Stated goal:
Word for word, restate every line of the material.

Records for the task:
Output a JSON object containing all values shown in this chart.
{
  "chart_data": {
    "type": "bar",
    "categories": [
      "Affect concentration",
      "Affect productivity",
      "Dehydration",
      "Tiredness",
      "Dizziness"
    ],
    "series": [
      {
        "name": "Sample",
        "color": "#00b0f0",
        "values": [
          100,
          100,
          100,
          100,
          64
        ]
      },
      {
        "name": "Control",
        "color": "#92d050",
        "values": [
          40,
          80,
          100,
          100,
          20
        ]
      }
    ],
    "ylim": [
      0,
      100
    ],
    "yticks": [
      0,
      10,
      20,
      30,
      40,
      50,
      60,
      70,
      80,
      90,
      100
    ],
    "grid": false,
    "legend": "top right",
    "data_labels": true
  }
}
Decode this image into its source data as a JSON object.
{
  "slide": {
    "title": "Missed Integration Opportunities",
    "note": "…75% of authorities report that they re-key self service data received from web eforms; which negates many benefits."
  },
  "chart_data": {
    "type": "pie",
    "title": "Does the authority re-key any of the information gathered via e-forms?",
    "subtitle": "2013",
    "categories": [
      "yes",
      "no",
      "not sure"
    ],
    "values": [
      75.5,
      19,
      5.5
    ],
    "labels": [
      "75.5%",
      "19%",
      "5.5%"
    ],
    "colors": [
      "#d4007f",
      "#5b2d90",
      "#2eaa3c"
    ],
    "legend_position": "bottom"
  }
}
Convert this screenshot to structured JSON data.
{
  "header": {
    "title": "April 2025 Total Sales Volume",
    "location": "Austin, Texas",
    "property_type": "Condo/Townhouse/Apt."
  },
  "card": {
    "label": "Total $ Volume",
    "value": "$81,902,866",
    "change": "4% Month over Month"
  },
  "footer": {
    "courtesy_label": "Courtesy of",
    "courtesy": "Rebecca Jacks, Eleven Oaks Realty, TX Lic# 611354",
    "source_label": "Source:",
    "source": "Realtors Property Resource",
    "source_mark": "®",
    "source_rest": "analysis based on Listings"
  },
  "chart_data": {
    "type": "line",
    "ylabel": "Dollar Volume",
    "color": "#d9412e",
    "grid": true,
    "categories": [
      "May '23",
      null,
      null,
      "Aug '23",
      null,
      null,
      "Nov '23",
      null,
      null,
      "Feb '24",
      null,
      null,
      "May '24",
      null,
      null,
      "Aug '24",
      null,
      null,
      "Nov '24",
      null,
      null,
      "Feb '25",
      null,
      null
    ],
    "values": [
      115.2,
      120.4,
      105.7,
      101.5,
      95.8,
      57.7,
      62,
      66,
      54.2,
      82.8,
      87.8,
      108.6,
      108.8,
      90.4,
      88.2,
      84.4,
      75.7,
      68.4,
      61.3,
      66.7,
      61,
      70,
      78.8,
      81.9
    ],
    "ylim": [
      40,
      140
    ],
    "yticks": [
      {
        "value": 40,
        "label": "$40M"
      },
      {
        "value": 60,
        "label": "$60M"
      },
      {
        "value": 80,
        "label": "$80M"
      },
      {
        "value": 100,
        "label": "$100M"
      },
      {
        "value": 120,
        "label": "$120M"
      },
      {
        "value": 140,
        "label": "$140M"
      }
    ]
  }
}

Solution to this task:
Output a JSON object containing all values shown in this chart.
{
  "chart_data": {
    "type": "bar",
    "categories": [
      "Affect concentration",
      "Affect productivity",
      "Dehydration",
      "Tiredness",
      "Dizziness"
    ],
    "series": [
      {
        "name": "Sample",
        "color": "#00b0f0",
        "values": [
          100,
          100,
          100,
          100,
          64
        ]
      },
      {
        "name": "Control",
        "color": "#92d050",
        "values": [
          40,
          80,
          100,
          100,
          20
        ]
      }
    ],
    "ylim": [
      0,
      100
    ],
    "yticks": [
      0,
      10,
      20,
      30,
      40,
      50,
      60,
      70,
      80,
      90,
      100
    ],
    "grid": false,
    "legend": "top right",
    "data_labels": true
  }
}
Decode this image into its source data as a JSON object.
{
  "slide": {
    "title": "Missed Integration Opportunities",
    "note": "…75% of authorities report that they re-key self service data received from web eforms; which negates many benefits."
  },
  "chart_data": {
    "type": "pie",
    "title": "Does the authority re-key any of the information gathered via e-forms?",
    "subtitle": "2013",
    "categories": [
      "yes",
      "no",
      "not sure"
    ],
    "values": [
      75.5,
      19,
      5.5
    ],
    "labels": [
      "75.5%",
      "19%",
      "5.5%"
    ],
    "colors": [
      "#d4007f",
      "#5b2d90",
      "#2eaa3c"
    ],
    "legend_position": "bottom"
  }
}
Convert this screenshot to structured JSON data.
{
  "header": {
    "title": "April 2025 Total Sales Volume",
    "location": "Austin, Texas",
    "property_type": "Condo/Townhouse/Apt."
  },
  "card": {
    "label": "Total $ Volume",
    "value": "$81,902,866",
    "change": "4% Month over Month"
  },
  "footer": {
    "courtesy_label": "Courtesy of",
    "courtesy": "Rebecca Jacks, Eleven Oaks Realty, TX Lic# 611354",
    "source_label": "Source:",
    "source": "Realtors Property Resource",
    "source_mark": "®",
    "source_rest": "analysis based on Listings"
  },
  "chart_data": {
    "type": "line",
    "ylabel": "Dollar Volume",
    "color": "#d9412e",
    "grid": true,
    "categories": [
      "May '23",
      null,
      null,
      "Aug '23",
      null,
      null,
      "Nov '23",
      null,
      null,
      "Feb '24",
      null,
      null,
      "May '24",
      null,
      null,
      "Aug '24",
      null,
      null,
      "Nov '24",
      null,
      null,
      "Feb '25",
      null,
      null
    ],
    "values": [
      115.2,
      120.4,
      105.7,
      101.5,
      95.8,
      57.7,
      62,
      66,
      54.2,
      82.8,
      87.8,
      108.6,
      108.8,
      90.4,
      88.2,
      84.4,
      75.7,
      68.4,
      61.3,
      66.7,
      61,
      70,
      78.8,
      81.9
    ],
    "ylim": [
      40,
      140
    ],
    "yticks": [
      {
        "value": 40,
        "label": "$40M"
      },
      {
        "value": 60,
        "label": "$60M"
      },
      {
        "value": 80,
        "label": "$80M"
      },
      {
        "value": 100,
        "label": "$100M"
      },
      {
        "value": 120,
        "label": "$120M"
      },
      {
        "value": 140,
        "label": "$140M"
      }
    ]
  }
}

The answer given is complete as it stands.